[BEGIN Extracted records]
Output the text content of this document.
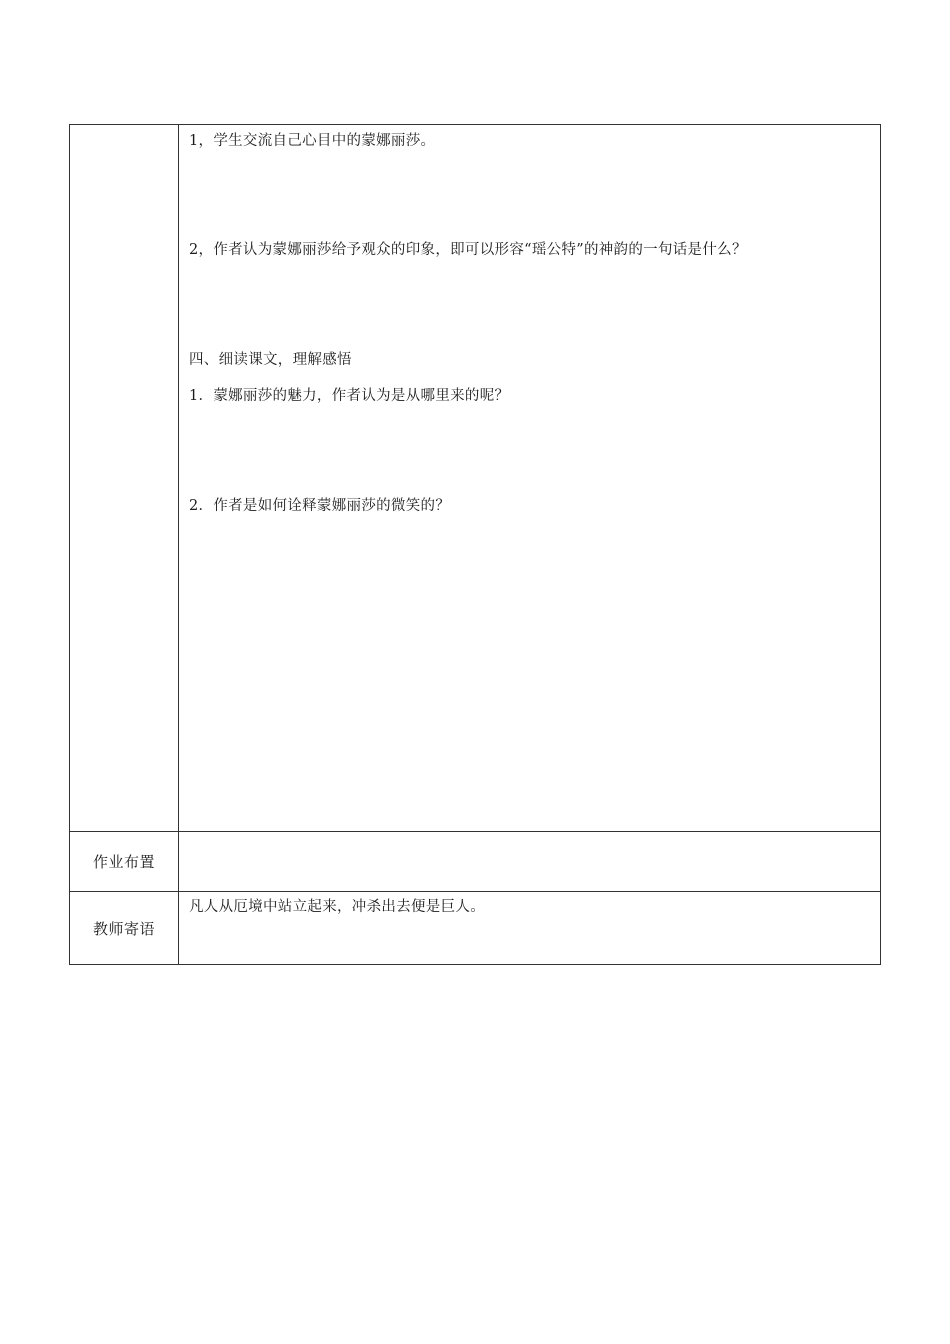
	1，学生交流自己心目中的蒙娜丽莎。
2，作者认为蒙娜丽莎给予观众的印象，即可以形容“瑶公特”的神韵的一句话是什么？
四、细读课文，理解感悟
1．蒙娜丽莎的魅力，作者认为是从哪里来的呢？
2．作者是如何诠释蒙娜丽莎的微笑的？

作业布置	
教师寄语	凡人从厄境中站立起来，冲杀出去便是巨人。
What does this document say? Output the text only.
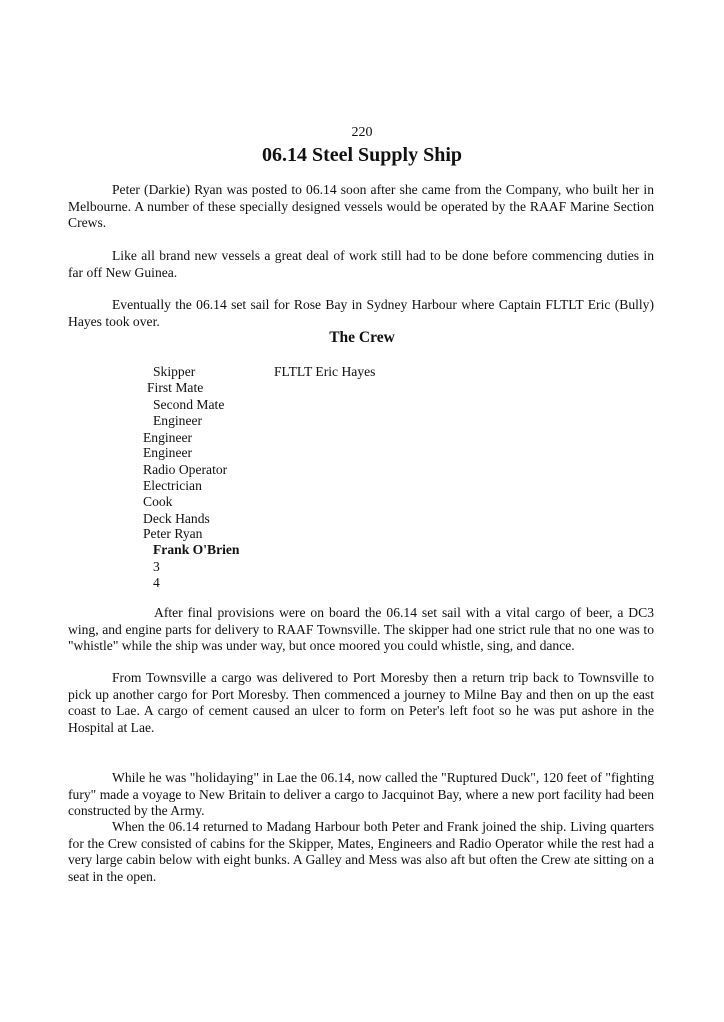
220
06.14 Steel Supply Ship

Peter (Darkie) Ryan was posted to 06.14 soon after she came from the Company, who built her in Melbourne. A number of these specially designed vessels would be operated by the RAAF Marine Section Crews.

Like all brand new vessels a great deal of work still had to be done before commencing duties in far off New Guinea.

Eventually the 06.14 set sail for Rose Bay in Sydney Harbour where Captain FLTLT Eric (Bully) Hayes took over.

The Crew
Skipper	FLTLT Eric Hayes
First Mate
Second Mate
Engineer
Engineer
Engineer
Radio Operator
Electrician
Cook
Deck Hands
Peter Ryan
Frank O'Brien
3
4

After final provisions were on board the 06.14 set sail with a vital cargo of beer, a DC3 wing, and engine parts for delivery to RAAF Townsville. The skipper had one strict rule that no one was to "whistle" while the ship was under way, but once moored you could whistle, sing, and dance.

From Townsville a cargo was delivered to Port Moresby then a return trip back to Townsville to pick up another cargo for Port Moresby. Then commenced a journey to Milne Bay and then on up the east coast to Lae. A cargo of cement caused an ulcer to form on Peter's left foot so he was put ashore in the Hospital at Lae.

While he was "holidaying" in Lae the 06.14, now called the "Ruptured Duck", 120 feet of "fighting fury" made a voyage to New Britain to deliver a cargo to Jacquinot Bay, where a new port facility had been constructed by the Army.

When the 06.14 returned to Madang Harbour both Peter and Frank joined the ship. Living quarters for the Crew consisted of cabins for the Skipper, Mates, Engineers and Radio Operator while the rest had a very large cabin below with eight bunks. A Galley and Mess was also aft but often the Crew ate sitting on a seat in the open.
[END Extracted records]
Your objective: Check each line in the records for the word "Hayes" and say how many have it, with nothing else.

Complete response: 2